Data entries:
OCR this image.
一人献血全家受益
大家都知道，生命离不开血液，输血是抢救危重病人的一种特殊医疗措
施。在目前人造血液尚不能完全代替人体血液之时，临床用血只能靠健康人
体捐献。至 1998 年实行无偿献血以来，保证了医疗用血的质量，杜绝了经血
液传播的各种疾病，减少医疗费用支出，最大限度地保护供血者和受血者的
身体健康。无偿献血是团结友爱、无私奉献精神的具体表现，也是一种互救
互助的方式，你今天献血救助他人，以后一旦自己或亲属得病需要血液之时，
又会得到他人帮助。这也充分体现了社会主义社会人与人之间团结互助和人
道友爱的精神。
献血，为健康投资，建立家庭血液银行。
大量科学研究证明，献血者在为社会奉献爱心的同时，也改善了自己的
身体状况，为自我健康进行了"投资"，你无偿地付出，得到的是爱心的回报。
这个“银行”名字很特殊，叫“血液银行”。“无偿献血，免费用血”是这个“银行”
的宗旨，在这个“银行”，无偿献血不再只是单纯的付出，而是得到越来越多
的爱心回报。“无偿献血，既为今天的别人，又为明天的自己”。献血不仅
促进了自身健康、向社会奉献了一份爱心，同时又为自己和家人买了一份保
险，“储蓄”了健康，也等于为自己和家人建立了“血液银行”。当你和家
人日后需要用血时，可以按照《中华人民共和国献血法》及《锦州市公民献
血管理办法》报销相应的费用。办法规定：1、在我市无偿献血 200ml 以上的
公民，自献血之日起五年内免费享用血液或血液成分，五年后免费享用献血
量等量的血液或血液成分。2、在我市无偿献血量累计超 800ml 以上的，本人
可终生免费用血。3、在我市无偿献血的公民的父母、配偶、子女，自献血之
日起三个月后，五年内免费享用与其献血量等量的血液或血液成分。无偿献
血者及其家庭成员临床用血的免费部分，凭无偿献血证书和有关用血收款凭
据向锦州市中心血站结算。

WHAT THE EXERCISE ASKS = Would you copy out each line exactly as written?

ANSWER IN FULL =
OCR this image.
一人献血全家受益
大家都知道，生命离不开血液，输血是抢救危重病人的一种特殊医疗措
施。在目前人造血液尚不能完全代替人体血液之时，临床用血只能靠健康人
体捐献。至 1998 年实行无偿献血以来，保证了医疗用血的质量，杜绝了经血
液传播的各种疾病，减少医疗费用支出，最大限度地保护供血者和受血者的
身体健康。无偿献血是团结友爱、无私奉献精神的具体表现，也是一种互救
互助的方式，你今天献血救助他人，以后一旦自己或亲属得病需要血液之时，
又会得到他人帮助。这也充分体现了社会主义社会人与人之间团结互助和人
道友爱的精神。
献血，为健康投资，建立家庭血液银行。
大量科学研究证明，献血者在为社会奉献爱心的同时，也改善了自己的
身体状况，为自我健康进行了"投资"，你无偿地付出，得到的是爱心的回报。
这个“银行”名字很特殊，叫“血液银行”。“无偿献血，免费用血”是这个“银行”
的宗旨，在这个“银行”，无偿献血不再只是单纯的付出，而是得到越来越多
的爱心回报。“无偿献血，既为今天的别人，又为明天的自己”。献血不仅
促进了自身健康、向社会奉献了一份爱心，同时又为自己和家人买了一份保
险，“储蓄”了健康，也等于为自己和家人建立了“血液银行”。当你和家
人日后需要用血时，可以按照《中华人民共和国献血法》及《锦州市公民献
血管理办法》报销相应的费用。办法规定：1、在我市无偿献血 200ml 以上的
公民，自献血之日起五年内免费享用血液或血液成分，五年后免费享用献血
量等量的血液或血液成分。2、在我市无偿献血量累计超 800ml 以上的，本人
可终生免费用血。3、在我市无偿献血的公民的父母、配偶、子女，自献血之
日起三个月后，五年内免费享用与其献血量等量的血液或血液成分。无偿献
血者及其家庭成员临床用血的免费部分，凭无偿献血证书和有关用血收款凭
据向锦州市中心血站结算。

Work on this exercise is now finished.